::: MATERIAL FOR THIS TASK
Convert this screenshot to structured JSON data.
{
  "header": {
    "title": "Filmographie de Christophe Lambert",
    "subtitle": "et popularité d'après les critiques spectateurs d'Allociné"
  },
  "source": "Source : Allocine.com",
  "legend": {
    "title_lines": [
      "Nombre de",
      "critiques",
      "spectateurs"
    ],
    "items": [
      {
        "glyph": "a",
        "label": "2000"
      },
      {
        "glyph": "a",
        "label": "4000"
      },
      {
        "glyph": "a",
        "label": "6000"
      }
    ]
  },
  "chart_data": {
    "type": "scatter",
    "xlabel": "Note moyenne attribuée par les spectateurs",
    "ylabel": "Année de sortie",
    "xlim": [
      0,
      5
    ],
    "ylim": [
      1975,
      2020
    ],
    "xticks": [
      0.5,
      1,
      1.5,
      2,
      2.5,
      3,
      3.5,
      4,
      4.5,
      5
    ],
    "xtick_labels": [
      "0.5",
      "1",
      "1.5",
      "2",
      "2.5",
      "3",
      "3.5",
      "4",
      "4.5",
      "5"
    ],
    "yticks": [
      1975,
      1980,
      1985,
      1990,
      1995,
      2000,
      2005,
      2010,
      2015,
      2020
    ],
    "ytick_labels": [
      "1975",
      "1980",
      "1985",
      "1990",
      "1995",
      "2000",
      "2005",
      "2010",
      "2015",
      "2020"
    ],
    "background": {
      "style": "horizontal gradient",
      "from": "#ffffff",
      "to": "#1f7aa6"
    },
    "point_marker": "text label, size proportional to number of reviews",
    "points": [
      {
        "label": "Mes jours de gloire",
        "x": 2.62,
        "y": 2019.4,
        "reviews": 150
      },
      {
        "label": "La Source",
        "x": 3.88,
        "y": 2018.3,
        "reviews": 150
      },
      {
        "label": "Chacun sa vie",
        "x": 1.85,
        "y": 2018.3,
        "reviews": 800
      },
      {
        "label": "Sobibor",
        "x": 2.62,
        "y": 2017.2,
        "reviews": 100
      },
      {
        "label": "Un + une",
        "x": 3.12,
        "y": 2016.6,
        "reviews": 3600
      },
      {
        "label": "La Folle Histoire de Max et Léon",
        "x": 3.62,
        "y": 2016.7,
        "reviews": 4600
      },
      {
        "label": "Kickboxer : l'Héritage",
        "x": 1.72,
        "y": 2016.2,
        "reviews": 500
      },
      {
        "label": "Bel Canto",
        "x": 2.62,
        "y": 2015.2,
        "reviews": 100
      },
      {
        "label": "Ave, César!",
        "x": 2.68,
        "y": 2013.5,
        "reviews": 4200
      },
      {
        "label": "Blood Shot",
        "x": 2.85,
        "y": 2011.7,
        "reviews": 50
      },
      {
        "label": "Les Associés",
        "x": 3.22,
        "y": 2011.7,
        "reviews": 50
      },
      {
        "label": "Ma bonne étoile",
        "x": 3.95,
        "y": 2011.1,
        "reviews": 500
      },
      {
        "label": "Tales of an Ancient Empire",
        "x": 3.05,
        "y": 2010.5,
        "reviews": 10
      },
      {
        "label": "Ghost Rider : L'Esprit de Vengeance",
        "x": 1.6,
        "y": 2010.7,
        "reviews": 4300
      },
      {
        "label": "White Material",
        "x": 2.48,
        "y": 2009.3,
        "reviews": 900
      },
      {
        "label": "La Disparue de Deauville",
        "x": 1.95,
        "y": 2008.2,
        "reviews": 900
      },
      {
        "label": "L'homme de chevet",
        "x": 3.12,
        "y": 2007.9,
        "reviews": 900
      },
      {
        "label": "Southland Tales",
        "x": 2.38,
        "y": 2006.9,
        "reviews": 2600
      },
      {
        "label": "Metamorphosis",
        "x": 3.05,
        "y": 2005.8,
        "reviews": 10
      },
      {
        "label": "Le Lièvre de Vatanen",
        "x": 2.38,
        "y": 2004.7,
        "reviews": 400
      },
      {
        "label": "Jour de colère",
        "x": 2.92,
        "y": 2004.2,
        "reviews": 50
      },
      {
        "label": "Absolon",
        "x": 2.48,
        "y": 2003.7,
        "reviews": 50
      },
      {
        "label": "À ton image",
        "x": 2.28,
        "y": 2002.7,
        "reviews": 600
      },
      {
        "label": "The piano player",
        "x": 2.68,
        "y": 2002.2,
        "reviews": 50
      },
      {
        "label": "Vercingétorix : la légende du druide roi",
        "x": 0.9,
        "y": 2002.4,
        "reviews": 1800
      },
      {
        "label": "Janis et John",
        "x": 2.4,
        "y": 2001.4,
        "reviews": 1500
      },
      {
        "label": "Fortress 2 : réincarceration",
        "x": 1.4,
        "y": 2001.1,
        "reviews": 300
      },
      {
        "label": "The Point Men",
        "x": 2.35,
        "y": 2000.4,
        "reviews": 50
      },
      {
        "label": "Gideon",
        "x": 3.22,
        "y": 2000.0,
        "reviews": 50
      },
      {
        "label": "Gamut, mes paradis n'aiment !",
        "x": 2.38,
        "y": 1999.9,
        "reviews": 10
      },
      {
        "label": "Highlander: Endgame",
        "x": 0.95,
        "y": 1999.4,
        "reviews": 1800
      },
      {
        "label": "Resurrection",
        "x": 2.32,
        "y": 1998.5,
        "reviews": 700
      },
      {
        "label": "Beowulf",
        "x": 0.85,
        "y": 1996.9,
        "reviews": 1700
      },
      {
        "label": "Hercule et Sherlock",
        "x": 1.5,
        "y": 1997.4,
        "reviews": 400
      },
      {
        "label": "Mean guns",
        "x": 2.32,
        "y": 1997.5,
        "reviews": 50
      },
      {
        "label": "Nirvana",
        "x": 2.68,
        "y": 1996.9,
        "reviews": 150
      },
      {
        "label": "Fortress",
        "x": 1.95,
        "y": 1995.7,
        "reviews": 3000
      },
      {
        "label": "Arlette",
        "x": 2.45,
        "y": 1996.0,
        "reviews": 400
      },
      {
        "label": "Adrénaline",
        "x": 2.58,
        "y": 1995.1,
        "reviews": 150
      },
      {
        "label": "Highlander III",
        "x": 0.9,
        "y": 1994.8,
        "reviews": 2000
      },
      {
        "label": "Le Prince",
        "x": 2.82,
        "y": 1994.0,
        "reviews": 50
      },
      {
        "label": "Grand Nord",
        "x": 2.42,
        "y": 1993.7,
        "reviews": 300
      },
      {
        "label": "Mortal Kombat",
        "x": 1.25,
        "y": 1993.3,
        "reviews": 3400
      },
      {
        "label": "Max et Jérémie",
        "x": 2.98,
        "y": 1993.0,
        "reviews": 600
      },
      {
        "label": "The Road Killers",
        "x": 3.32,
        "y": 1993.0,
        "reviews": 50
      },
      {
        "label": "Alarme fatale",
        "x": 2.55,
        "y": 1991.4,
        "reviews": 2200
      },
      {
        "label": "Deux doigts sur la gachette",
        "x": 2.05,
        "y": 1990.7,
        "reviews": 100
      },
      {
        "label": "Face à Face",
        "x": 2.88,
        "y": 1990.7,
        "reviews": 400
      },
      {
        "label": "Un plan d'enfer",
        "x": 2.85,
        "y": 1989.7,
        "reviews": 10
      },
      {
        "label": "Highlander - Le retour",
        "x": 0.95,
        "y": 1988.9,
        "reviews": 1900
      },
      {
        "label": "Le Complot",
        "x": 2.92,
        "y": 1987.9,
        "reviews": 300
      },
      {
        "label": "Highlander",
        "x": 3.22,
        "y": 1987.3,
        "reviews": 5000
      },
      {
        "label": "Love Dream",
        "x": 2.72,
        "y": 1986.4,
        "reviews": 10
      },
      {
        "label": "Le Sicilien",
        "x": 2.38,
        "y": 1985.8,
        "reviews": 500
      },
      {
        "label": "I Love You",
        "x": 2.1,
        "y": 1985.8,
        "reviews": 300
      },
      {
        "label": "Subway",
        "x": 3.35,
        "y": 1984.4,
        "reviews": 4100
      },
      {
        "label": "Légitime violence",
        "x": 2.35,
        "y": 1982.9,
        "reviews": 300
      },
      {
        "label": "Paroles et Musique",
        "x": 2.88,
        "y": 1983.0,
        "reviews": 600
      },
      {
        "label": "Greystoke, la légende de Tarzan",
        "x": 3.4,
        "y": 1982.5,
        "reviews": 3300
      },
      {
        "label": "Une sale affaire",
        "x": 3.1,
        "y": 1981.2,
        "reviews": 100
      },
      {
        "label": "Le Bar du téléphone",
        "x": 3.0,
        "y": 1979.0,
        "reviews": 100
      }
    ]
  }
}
::::::
§ **STATED GOAL**: Which lines contain the word "spectateurs"? Copy each one.

§ **TASK RESULT**:
    "subtitle": "et popularité d'après les critiques spectateurs d'Allociné"
      "spectateurs"
    "xlabel": "Note moyenne attribuée par les spectateurs",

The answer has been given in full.